Some records
* start *
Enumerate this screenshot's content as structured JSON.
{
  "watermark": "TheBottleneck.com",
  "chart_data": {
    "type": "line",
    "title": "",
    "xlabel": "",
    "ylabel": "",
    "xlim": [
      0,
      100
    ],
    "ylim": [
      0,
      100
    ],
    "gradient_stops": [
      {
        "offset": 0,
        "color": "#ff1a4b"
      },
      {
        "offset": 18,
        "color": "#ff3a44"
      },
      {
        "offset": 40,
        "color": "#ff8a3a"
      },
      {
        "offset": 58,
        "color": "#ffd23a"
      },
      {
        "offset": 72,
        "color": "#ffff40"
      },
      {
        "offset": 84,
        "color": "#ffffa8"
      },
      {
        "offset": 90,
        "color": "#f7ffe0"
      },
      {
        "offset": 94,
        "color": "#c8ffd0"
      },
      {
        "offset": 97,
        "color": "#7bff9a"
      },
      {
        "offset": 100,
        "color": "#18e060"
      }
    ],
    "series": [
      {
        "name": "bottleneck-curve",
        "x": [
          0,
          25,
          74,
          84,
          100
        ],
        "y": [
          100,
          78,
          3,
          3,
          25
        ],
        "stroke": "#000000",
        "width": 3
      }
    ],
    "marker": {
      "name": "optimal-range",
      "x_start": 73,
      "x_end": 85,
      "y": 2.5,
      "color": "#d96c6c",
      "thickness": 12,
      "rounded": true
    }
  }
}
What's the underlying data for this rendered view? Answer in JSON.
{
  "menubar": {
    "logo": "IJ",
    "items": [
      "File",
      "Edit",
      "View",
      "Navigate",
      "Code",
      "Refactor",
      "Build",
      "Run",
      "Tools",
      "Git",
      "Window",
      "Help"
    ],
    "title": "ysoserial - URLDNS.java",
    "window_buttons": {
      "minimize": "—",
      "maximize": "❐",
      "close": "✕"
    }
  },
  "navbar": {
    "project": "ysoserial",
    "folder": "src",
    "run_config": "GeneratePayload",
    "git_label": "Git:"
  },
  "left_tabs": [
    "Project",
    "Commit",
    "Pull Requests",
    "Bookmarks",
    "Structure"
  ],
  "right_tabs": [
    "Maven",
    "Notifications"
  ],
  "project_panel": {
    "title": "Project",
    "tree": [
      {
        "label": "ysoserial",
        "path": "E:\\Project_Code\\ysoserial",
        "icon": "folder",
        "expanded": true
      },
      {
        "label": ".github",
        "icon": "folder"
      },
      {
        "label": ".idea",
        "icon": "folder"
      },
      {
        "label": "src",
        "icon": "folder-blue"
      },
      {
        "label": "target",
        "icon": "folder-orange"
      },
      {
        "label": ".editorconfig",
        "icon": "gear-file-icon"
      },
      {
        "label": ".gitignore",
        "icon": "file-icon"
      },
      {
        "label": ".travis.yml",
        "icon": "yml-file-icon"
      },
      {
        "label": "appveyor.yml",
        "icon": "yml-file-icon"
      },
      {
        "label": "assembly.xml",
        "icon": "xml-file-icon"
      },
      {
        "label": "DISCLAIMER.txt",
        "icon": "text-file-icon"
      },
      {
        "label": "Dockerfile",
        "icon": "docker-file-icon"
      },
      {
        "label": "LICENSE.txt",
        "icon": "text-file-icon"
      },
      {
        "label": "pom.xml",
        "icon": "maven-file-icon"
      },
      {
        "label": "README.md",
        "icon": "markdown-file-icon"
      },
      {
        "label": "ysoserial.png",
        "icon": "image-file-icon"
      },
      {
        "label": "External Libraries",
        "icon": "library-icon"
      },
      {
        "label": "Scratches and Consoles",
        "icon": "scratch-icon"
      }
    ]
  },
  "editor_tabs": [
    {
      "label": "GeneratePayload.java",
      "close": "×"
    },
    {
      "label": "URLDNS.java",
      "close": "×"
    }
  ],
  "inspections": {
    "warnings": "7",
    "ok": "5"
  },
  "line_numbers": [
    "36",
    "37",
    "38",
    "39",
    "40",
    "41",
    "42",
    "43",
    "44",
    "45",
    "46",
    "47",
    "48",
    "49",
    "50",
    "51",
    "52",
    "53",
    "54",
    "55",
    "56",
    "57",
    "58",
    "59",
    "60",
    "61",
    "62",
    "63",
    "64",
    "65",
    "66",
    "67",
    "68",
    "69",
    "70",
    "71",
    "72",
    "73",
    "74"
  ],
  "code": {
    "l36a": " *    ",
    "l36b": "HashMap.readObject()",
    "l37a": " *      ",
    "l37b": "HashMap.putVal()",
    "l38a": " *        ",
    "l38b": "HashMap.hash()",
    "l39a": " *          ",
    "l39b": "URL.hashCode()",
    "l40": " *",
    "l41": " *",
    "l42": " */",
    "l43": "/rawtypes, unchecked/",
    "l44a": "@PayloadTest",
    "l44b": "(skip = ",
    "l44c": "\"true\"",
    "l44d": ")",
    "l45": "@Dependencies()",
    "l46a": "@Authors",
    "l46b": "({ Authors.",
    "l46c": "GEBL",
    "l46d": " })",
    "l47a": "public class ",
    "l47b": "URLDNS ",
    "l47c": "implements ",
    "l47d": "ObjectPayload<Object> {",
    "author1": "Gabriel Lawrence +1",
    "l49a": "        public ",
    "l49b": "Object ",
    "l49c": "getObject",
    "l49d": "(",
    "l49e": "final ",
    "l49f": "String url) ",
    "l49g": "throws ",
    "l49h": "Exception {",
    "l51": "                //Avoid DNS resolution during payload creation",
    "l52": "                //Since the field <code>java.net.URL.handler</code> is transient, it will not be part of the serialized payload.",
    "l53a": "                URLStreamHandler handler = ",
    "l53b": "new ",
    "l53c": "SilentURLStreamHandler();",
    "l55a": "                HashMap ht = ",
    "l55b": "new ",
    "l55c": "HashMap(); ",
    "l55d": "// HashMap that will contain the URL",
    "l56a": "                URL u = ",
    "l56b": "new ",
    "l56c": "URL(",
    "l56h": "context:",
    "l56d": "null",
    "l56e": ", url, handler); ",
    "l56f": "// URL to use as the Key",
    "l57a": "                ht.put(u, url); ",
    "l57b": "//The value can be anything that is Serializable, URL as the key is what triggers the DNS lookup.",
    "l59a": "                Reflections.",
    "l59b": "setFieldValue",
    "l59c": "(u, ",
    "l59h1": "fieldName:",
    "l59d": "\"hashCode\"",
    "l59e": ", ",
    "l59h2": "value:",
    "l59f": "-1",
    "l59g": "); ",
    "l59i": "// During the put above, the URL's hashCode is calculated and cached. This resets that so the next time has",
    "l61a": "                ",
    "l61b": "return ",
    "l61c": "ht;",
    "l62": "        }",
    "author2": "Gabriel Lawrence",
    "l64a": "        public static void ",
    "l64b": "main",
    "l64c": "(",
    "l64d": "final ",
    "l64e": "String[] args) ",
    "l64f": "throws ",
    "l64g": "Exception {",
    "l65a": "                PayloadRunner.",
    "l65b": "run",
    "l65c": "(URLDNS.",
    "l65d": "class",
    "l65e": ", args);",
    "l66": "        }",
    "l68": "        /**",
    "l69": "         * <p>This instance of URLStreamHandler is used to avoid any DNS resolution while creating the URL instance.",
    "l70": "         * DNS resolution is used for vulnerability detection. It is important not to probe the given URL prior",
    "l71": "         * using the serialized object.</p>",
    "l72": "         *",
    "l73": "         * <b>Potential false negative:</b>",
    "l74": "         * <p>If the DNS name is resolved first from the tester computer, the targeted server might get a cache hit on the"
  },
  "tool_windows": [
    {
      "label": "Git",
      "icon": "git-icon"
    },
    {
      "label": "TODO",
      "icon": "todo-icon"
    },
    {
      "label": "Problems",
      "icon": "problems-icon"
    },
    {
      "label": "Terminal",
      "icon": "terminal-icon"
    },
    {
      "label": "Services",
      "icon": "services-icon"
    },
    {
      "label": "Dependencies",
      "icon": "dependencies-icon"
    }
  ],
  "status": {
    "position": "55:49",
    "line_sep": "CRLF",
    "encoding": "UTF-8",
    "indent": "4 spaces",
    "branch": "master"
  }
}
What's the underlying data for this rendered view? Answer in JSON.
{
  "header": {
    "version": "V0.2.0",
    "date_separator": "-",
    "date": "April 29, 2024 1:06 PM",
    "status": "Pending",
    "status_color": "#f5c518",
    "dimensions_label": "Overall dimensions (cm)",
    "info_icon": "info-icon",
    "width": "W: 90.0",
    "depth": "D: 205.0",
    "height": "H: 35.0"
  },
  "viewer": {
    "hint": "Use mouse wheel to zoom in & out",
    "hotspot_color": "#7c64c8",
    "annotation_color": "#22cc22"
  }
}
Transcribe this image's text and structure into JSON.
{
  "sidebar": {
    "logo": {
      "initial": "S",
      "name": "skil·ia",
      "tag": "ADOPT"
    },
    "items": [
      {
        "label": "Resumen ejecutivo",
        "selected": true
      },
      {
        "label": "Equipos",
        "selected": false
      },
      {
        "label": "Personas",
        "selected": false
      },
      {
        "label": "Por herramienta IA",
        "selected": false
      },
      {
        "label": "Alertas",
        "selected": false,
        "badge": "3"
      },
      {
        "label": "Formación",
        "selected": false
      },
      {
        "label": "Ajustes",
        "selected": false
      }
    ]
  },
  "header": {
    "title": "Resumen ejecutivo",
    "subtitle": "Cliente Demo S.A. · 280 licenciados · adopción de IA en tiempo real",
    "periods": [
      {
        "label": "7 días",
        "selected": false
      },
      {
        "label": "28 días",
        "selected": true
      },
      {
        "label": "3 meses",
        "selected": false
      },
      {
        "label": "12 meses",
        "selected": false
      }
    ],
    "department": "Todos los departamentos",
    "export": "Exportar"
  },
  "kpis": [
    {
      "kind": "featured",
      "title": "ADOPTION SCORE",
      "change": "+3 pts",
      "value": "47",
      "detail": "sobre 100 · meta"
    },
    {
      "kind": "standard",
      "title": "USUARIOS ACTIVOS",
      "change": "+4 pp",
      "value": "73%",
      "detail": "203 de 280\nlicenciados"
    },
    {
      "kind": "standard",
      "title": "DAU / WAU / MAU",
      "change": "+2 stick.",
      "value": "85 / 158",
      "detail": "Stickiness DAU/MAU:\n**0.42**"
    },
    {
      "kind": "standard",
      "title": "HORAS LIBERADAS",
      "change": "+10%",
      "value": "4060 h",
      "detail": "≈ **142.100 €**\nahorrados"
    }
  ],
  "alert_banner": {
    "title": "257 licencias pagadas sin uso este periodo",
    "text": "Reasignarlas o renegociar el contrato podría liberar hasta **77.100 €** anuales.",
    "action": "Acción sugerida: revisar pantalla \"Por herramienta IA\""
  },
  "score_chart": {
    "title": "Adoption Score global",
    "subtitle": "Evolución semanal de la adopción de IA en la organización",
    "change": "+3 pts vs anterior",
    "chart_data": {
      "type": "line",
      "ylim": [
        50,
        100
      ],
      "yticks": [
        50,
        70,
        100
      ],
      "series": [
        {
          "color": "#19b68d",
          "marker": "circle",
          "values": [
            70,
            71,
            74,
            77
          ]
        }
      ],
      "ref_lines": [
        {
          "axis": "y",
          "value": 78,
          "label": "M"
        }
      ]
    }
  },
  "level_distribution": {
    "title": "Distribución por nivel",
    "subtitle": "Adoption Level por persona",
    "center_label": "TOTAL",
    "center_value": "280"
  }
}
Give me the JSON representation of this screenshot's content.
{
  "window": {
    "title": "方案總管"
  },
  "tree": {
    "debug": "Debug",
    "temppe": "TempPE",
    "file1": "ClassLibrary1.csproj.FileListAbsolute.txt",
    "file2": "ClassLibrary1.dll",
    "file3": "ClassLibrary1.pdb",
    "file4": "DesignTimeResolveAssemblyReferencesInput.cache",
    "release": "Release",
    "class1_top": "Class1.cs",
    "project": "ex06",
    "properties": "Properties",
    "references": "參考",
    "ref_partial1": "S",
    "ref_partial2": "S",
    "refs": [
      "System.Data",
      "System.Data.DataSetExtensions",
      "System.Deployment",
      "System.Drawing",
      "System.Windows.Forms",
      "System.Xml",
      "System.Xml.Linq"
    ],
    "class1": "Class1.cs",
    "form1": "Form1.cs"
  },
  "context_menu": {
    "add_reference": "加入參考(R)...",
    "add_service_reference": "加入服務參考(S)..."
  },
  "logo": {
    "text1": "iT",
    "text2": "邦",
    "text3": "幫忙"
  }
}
* end *
> [Written task] Reproduce the lines word for word, starting at the one holding "Give me the" and ending at the final line of the material above.

> [Full response]
Give me the JSON representation of this screenshot's content.
{
  "window": {
    "title": "方案總管"
  },
  "tree": {
    "debug": "Debug",
    "temppe": "TempPE",
    "file1": "ClassLibrary1.csproj.FileListAbsolute.txt",
    "file2": "ClassLibrary1.dll",
    "file3": "ClassLibrary1.pdb",
    "file4": "DesignTimeResolveAssemblyReferencesInput.cache",
    "release": "Release",
    "class1_top": "Class1.cs",
    "project": "ex06",
    "properties": "Properties",
    "references": "參考",
    "ref_partial1": "S",
    "ref_partial2": "S",
    "refs": [
      "System.Data",
      "System.Data.DataSetExtensions",
      "System.Deployment",
      "System.Drawing",
      "System.Windows.Forms",
      "System.Xml",
      "System.Xml.Linq"
    ],
    "class1": "Class1.cs",
    "form1": "Form1.cs"
  },
  "context_menu": {
    "add_reference": "加入參考(R)...",
    "add_service_reference": "加入服務參考(S)..."
  },
  "logo": {
    "text1": "iT",
    "text2": "邦",
    "text3": "幫忙"
  }
}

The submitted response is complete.